--- Extracted records ---

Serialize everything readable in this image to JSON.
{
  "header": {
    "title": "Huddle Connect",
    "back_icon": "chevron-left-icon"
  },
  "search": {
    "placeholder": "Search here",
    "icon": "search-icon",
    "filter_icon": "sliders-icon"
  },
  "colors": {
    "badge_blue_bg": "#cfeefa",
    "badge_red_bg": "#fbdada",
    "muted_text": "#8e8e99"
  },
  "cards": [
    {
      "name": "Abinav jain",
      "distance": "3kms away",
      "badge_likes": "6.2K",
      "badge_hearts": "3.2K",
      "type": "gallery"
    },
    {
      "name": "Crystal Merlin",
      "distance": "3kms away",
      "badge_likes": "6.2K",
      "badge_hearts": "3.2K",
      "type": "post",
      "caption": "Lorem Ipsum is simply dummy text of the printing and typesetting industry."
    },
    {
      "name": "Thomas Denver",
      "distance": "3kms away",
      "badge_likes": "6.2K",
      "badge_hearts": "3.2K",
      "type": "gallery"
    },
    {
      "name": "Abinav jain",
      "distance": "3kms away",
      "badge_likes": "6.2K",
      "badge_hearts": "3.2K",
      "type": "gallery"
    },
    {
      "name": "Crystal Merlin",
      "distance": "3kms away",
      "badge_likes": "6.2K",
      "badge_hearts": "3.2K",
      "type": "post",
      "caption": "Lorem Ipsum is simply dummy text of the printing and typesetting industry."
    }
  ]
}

---
--- Extracted records ---

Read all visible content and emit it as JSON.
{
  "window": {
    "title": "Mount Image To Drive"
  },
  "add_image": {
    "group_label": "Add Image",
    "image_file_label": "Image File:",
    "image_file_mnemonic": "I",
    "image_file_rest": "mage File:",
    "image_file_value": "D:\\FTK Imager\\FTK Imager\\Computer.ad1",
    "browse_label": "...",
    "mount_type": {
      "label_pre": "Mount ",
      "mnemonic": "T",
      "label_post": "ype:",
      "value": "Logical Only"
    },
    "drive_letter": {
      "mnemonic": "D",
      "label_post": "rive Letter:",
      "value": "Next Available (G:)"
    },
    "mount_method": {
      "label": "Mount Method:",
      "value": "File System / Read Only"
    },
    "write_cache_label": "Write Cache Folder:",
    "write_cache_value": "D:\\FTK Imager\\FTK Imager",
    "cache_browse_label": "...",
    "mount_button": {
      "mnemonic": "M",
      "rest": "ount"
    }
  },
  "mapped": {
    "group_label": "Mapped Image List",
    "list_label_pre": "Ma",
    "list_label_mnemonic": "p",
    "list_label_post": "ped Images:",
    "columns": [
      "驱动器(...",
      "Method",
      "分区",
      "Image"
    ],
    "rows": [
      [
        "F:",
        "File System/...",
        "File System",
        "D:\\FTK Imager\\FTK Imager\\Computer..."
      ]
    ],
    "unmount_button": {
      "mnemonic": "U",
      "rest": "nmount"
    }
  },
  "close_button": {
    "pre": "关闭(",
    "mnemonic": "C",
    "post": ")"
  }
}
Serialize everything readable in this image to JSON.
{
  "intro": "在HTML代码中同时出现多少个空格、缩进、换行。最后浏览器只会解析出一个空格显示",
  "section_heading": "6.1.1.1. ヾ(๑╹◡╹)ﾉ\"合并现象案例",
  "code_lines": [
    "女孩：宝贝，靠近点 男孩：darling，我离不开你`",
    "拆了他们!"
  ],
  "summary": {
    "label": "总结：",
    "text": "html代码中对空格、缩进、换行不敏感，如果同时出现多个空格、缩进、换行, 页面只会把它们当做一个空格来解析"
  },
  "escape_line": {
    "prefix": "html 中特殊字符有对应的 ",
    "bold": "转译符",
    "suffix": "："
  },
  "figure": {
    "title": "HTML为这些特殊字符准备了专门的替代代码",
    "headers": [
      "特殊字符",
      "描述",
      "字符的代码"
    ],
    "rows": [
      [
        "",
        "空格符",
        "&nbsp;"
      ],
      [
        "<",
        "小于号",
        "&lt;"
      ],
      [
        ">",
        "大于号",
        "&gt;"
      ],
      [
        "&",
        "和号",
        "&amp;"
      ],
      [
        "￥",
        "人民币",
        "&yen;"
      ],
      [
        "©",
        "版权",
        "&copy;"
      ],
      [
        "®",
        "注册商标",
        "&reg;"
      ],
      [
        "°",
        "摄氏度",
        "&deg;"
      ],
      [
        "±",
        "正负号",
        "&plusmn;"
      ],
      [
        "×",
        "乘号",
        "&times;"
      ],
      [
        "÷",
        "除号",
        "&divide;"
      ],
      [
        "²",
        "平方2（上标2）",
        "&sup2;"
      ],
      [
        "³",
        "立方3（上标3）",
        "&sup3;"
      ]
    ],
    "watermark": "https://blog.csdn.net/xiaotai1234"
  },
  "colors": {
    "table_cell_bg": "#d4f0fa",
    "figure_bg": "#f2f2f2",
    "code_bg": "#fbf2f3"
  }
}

---
--- Extracted records ---

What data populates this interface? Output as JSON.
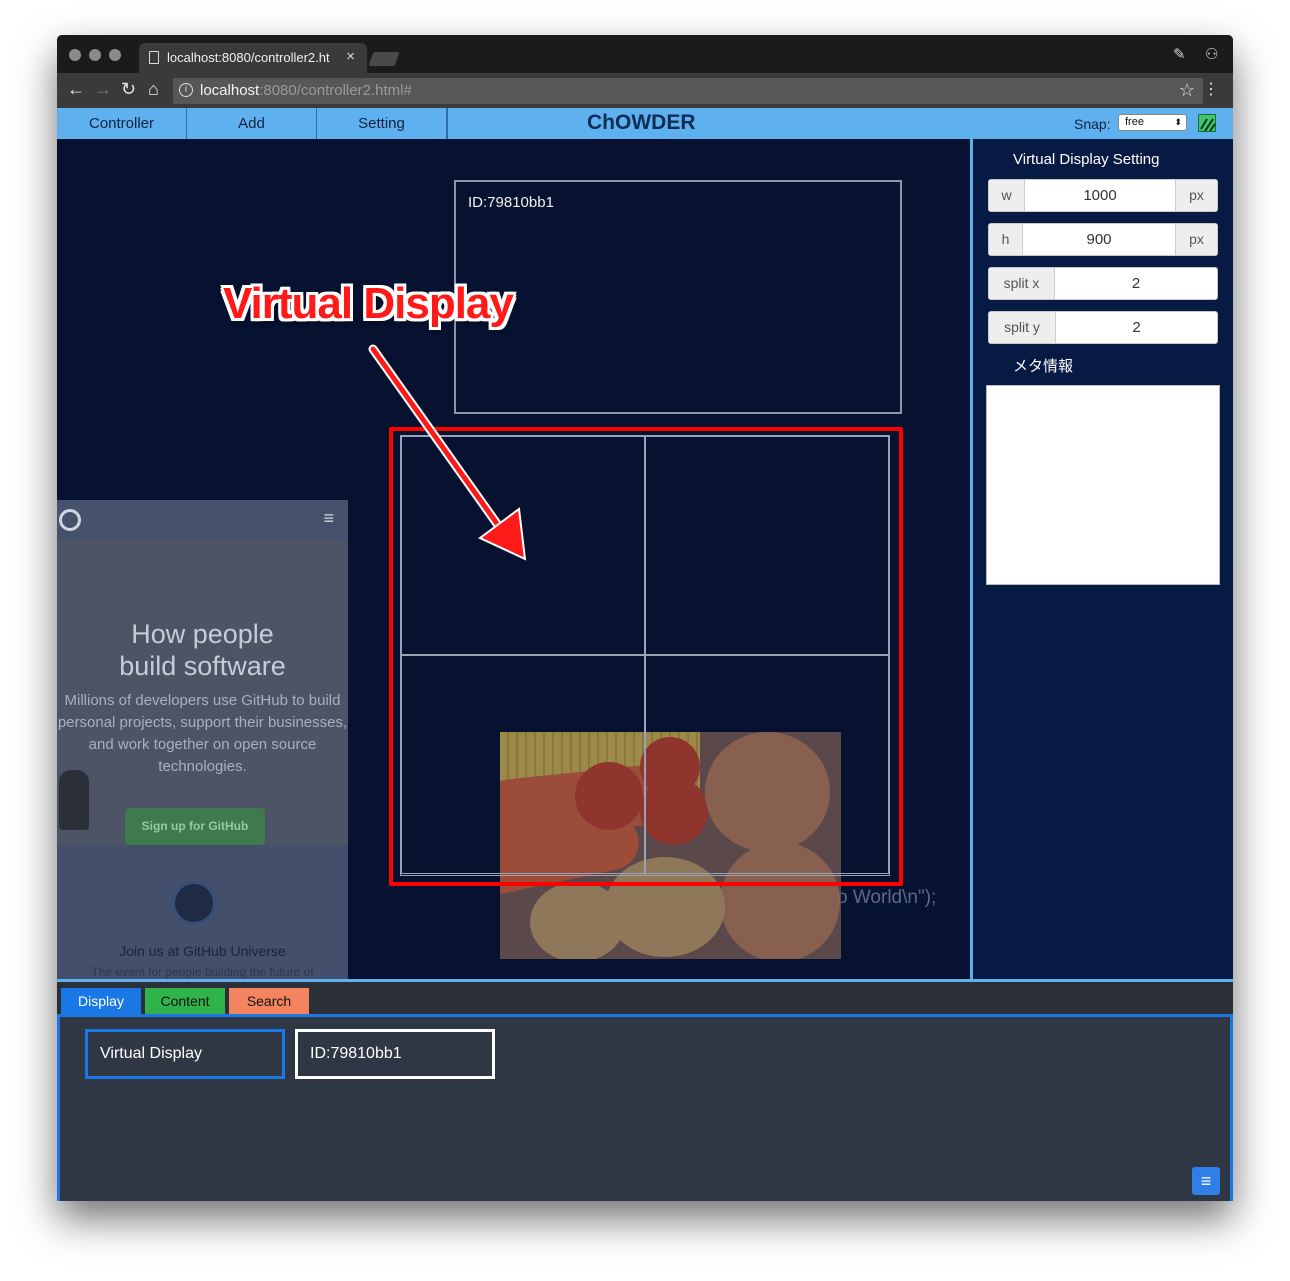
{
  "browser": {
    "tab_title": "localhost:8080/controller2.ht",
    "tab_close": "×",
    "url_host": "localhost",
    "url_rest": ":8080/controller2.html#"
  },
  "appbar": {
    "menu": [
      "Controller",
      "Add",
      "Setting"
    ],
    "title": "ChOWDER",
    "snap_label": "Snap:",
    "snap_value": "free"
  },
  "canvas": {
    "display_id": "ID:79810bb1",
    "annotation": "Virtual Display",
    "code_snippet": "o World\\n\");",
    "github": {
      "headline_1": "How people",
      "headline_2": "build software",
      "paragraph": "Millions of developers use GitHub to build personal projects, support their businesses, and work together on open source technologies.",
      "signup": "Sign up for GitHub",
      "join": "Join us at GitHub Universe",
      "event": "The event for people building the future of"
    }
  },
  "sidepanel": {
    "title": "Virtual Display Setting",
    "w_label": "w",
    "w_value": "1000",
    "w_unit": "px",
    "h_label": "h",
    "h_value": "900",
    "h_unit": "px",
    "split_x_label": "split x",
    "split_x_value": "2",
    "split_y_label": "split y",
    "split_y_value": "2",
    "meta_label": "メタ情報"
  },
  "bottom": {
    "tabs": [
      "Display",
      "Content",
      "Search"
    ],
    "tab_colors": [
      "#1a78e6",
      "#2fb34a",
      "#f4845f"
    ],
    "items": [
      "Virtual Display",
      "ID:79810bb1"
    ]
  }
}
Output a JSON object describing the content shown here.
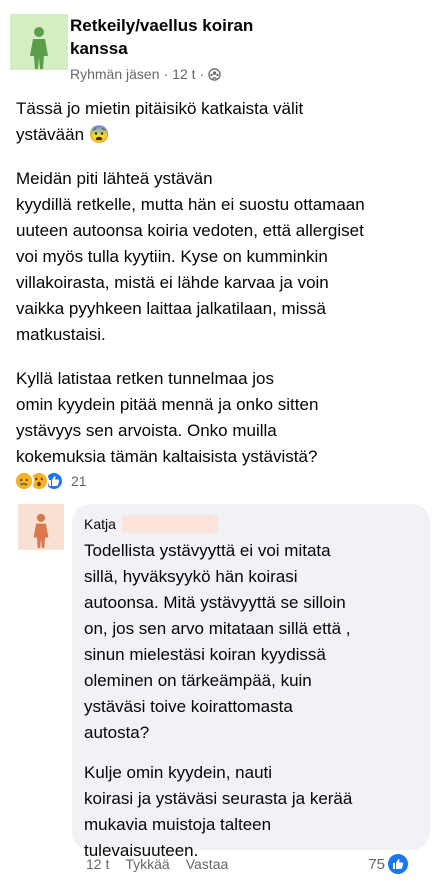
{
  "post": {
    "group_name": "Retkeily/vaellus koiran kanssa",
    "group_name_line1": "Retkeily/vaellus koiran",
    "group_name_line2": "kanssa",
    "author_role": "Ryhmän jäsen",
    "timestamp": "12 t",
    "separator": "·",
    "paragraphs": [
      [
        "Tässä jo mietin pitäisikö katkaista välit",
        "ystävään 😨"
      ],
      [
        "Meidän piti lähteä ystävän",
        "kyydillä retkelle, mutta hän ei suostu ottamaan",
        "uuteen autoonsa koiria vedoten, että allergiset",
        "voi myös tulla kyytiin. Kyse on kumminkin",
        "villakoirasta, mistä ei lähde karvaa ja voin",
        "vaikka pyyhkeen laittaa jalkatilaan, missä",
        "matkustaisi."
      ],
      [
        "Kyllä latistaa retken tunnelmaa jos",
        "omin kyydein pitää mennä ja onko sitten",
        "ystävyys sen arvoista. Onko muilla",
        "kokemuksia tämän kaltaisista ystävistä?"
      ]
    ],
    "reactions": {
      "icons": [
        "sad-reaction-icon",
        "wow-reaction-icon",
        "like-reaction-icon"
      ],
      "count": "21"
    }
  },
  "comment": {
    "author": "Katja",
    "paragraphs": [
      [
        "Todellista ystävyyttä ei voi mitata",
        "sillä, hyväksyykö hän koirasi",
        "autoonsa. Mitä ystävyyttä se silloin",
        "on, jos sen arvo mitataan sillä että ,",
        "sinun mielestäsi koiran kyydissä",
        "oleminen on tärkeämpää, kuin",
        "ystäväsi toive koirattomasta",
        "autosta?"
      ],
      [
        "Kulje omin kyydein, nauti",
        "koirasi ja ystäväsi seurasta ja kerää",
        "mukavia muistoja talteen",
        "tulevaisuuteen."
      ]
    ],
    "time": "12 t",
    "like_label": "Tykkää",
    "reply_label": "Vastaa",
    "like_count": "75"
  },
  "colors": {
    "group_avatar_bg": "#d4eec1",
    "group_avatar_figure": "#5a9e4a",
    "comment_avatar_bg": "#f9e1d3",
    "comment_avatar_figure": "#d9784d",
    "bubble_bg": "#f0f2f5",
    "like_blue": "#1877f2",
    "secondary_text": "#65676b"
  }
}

---

■ **Problem statement**
Counting only lines of the data above that hold "kanssa", report the total and nothing else.

■ **Reply to the exercise**
2